PROVIDED RECORDS —
<<<<
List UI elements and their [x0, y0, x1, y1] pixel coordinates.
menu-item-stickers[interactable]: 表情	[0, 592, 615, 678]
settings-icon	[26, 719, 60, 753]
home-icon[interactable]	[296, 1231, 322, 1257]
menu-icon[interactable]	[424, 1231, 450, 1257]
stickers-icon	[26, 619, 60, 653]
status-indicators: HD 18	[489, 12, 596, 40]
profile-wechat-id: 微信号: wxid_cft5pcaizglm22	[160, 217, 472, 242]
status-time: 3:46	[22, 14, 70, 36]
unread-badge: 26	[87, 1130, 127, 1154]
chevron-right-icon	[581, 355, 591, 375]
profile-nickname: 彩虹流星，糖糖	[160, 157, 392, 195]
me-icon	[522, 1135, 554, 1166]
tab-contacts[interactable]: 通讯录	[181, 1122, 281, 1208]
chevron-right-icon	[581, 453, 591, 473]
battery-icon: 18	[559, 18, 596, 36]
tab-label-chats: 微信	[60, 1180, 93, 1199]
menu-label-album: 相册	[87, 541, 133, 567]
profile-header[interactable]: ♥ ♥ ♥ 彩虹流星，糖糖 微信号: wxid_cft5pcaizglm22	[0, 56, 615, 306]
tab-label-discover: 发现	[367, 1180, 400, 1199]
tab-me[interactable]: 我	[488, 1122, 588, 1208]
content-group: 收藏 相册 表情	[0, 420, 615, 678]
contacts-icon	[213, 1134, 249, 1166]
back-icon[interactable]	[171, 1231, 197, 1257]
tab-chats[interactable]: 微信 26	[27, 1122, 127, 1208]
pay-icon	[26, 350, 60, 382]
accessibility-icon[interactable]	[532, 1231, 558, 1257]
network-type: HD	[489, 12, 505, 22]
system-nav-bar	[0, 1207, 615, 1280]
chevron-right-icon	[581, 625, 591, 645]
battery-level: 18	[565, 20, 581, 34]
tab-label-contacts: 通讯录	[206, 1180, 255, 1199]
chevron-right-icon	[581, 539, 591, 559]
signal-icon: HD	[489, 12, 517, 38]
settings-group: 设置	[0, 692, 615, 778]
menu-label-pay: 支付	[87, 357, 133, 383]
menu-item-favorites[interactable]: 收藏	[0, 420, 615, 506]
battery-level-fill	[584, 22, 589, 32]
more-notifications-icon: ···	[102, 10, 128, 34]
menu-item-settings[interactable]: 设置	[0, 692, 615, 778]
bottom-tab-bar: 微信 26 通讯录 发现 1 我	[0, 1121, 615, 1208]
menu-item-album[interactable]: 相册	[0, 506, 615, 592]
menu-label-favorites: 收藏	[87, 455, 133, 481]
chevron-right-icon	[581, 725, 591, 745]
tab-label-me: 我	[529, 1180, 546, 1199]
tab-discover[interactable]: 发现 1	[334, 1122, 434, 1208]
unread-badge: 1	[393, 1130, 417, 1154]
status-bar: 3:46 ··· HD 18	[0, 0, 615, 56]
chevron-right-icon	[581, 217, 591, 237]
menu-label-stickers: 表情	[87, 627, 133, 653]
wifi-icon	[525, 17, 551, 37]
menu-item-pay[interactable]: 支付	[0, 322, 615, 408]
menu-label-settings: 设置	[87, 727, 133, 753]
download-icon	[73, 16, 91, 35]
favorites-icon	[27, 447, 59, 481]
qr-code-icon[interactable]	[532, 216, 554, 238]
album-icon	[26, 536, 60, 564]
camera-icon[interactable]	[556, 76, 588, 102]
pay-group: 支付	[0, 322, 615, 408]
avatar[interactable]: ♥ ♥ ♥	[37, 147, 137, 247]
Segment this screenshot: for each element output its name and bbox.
>>>>
<<<<
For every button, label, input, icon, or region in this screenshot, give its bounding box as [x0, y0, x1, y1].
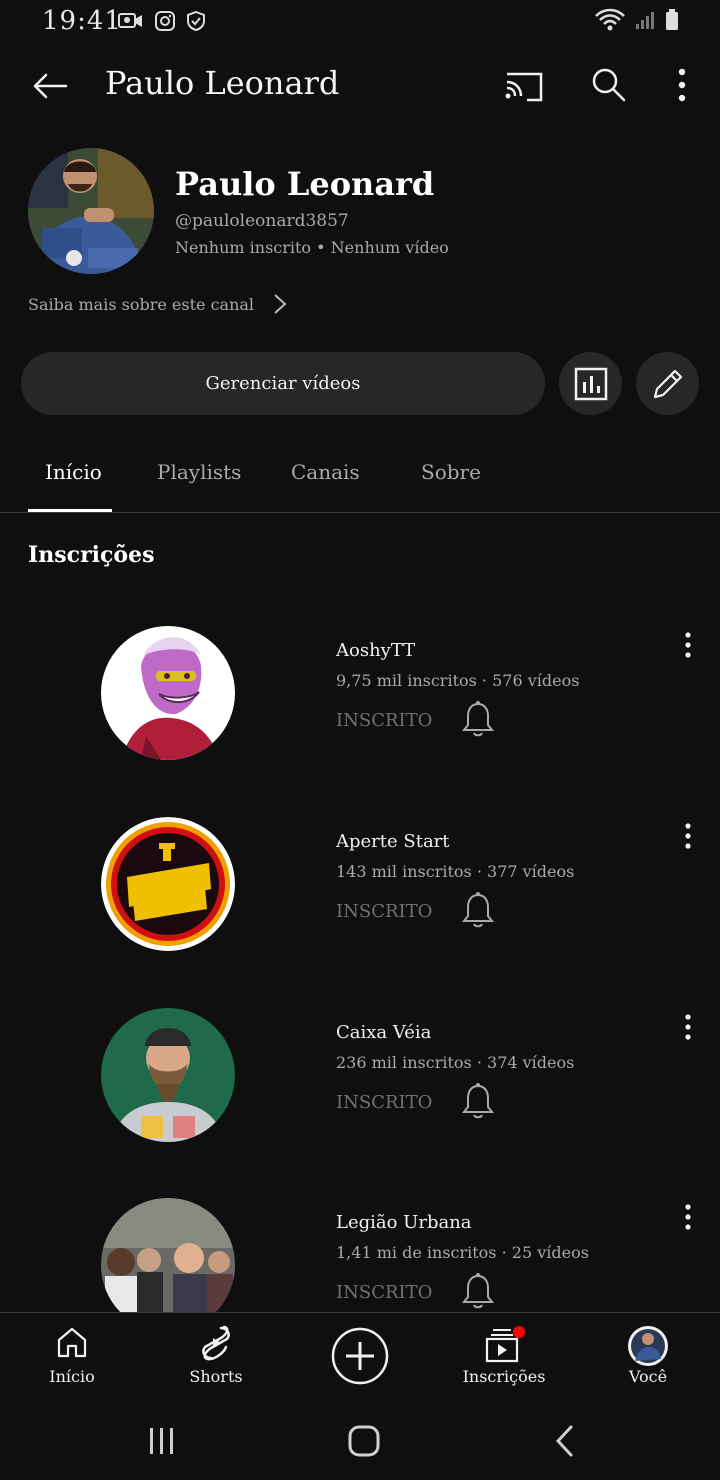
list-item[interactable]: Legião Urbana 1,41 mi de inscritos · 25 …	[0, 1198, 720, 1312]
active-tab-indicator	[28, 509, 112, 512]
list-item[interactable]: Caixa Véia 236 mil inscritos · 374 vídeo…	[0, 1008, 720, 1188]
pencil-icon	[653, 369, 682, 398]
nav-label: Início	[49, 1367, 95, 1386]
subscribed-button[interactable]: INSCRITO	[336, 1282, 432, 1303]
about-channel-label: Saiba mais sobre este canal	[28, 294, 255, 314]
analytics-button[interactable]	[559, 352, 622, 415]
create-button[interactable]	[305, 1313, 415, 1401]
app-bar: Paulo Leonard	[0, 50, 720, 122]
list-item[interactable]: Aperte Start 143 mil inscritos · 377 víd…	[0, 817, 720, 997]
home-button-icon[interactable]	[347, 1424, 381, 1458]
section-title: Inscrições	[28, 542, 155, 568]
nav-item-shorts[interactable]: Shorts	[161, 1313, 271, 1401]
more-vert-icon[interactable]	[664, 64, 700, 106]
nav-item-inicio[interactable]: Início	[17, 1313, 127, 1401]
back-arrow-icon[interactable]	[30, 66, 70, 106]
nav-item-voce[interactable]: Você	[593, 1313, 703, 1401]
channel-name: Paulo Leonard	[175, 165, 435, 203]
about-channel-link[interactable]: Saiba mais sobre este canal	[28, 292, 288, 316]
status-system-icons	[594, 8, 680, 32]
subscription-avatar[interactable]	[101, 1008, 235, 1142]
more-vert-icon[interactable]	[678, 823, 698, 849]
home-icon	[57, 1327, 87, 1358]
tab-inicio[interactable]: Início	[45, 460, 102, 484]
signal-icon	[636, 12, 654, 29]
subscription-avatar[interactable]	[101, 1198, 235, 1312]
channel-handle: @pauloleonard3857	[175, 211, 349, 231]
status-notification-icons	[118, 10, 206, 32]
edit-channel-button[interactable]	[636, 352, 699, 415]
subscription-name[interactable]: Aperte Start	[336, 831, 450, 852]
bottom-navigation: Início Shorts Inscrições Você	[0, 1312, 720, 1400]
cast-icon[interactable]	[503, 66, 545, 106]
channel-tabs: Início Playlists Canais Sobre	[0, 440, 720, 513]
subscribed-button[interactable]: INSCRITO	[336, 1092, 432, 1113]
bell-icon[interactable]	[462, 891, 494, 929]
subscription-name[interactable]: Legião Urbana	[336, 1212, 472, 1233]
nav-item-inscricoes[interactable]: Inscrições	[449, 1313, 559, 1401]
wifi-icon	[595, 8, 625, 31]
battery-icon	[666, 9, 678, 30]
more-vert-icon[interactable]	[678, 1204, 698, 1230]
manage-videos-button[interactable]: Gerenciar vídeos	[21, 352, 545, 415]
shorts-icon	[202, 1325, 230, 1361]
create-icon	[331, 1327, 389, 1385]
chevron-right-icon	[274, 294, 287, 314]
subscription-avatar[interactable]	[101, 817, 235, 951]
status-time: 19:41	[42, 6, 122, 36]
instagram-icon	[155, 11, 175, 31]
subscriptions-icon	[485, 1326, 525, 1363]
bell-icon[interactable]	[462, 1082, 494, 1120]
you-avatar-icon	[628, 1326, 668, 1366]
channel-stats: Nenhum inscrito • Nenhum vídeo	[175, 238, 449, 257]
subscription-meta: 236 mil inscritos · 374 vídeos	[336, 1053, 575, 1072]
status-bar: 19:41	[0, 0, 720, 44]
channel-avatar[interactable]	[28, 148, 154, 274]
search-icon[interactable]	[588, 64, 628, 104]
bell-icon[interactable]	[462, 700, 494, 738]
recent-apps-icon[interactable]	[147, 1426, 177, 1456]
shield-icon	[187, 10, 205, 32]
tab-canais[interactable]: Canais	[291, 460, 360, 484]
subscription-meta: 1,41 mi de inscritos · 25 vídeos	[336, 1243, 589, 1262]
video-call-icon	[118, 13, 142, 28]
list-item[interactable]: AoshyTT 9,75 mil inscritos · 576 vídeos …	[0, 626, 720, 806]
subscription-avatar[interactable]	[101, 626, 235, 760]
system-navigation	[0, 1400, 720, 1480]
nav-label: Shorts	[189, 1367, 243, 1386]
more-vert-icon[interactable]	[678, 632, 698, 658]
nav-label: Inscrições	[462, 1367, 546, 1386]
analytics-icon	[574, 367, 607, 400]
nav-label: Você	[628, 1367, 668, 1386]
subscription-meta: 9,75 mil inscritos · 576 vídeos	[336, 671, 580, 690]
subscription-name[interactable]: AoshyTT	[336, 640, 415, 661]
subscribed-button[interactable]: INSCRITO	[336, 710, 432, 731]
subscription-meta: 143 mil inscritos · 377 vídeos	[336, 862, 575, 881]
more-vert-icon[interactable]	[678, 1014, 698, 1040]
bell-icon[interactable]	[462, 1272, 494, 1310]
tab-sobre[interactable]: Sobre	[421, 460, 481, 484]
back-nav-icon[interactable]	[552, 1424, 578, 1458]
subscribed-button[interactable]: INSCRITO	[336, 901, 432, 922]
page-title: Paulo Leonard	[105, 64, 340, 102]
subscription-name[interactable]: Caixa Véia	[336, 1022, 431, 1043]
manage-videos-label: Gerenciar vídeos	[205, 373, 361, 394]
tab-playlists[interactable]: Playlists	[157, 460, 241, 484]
>>>>
<<<<
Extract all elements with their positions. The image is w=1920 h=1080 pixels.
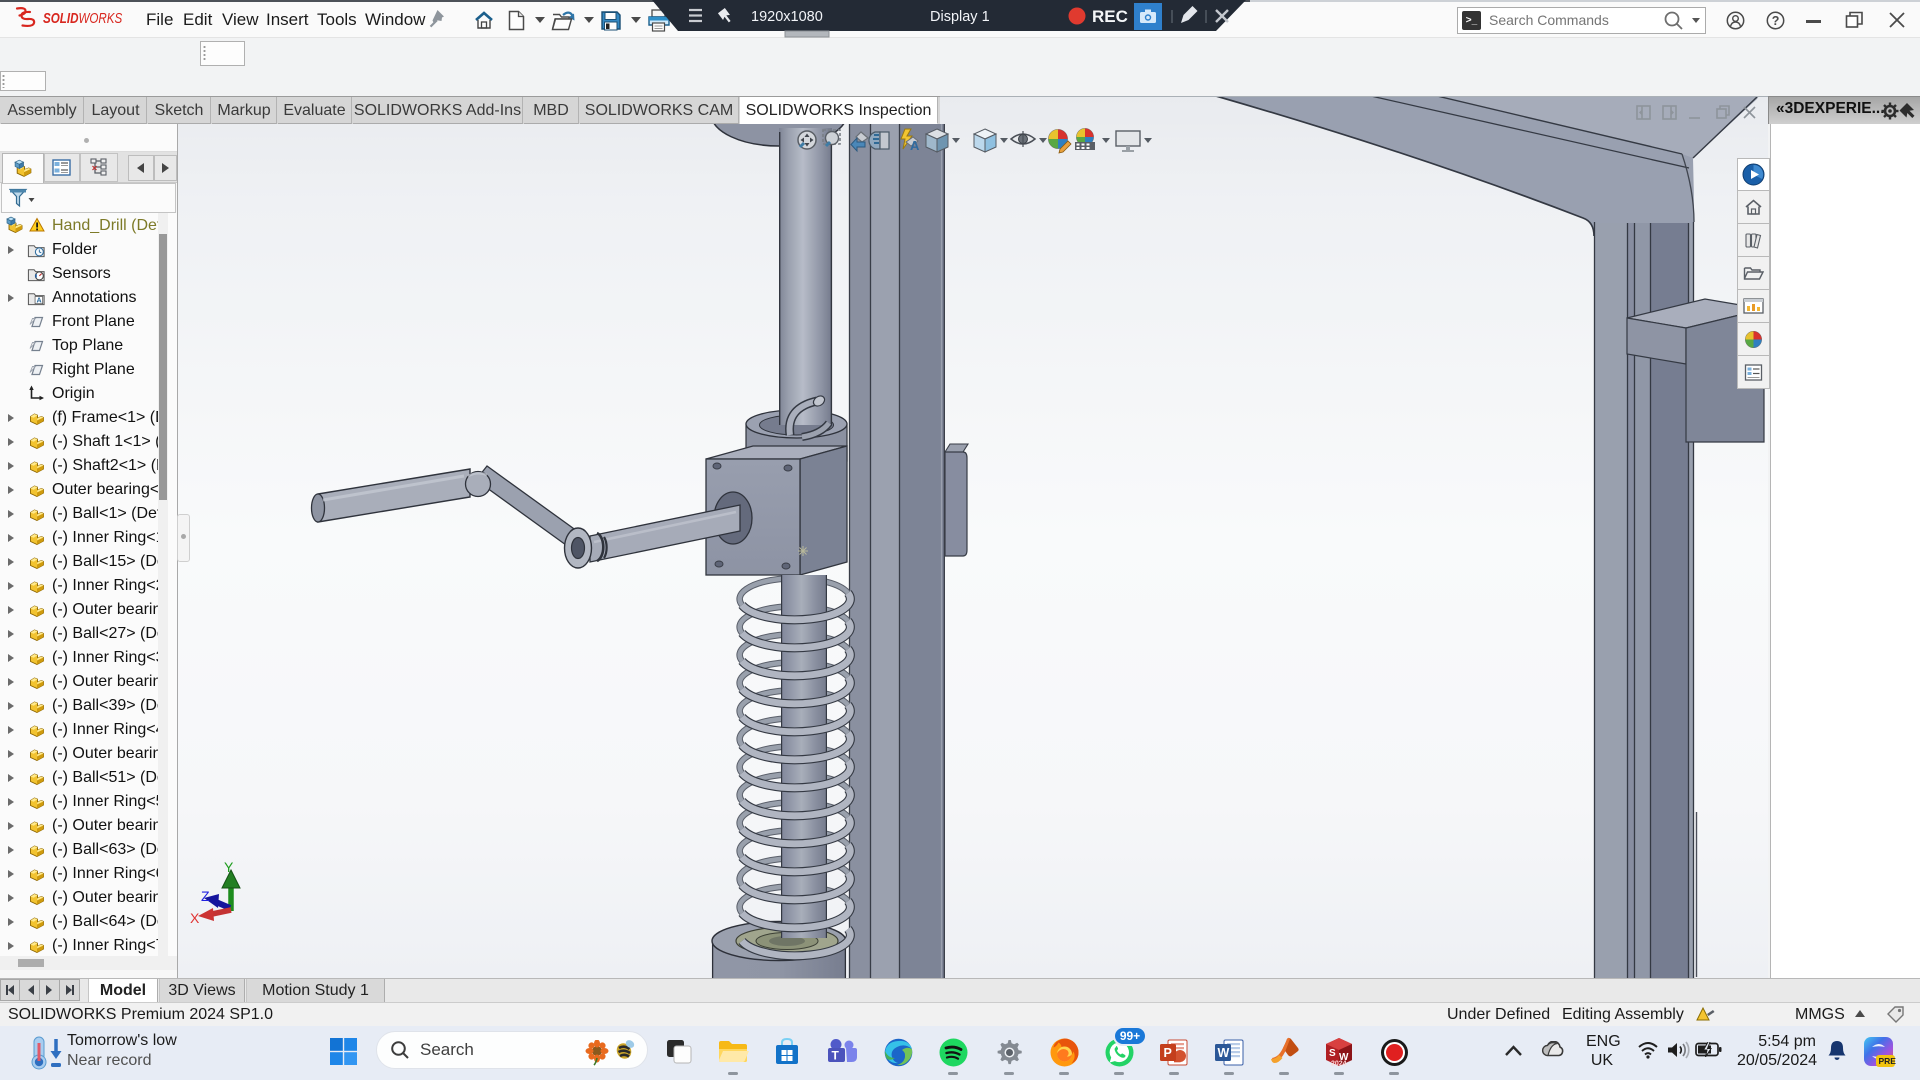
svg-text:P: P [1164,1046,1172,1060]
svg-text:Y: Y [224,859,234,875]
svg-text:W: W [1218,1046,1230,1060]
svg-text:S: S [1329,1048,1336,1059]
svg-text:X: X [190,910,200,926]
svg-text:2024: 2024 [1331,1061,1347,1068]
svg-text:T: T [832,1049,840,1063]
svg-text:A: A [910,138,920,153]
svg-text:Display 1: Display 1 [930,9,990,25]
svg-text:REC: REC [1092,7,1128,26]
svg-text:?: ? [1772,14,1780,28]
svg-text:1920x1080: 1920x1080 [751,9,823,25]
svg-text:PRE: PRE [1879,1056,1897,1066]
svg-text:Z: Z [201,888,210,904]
>>>>
WHAT IS REQUIRED — Copy out the part of the records above that opens with the line containing "Extract all elements" and closes with the line containing "svg-text:Z: Z [201,888,210,904]", character for character. Leave out the pictures.

ANSWER FOR THE TASK —
Extract all elements with their positions. The image is w=1920 h=1080 pixels.
svg-text:P: P [1164,1046,1172,1060]
svg-text:Y: Y [224,859,234,875]
svg-text:W: W [1218,1046,1230,1060]
svg-text:S: S [1329,1048,1336,1059]
svg-text:X: X [190,910,200,926]
svg-text:2024: 2024 [1331,1061,1347,1068]
svg-text:T: T [832,1049,840,1063]
svg-text:A: A [910,138,920,153]
svg-text:Display 1: Display 1 [930,9,990,25]
svg-text:REC: REC [1092,7,1128,26]
svg-text:?: ? [1772,14,1780,28]
svg-text:1920x1080: 1920x1080 [751,9,823,25]
svg-text:PRE: PRE [1879,1056,1897,1066]
svg-text:Z: Z [201,888,210,904]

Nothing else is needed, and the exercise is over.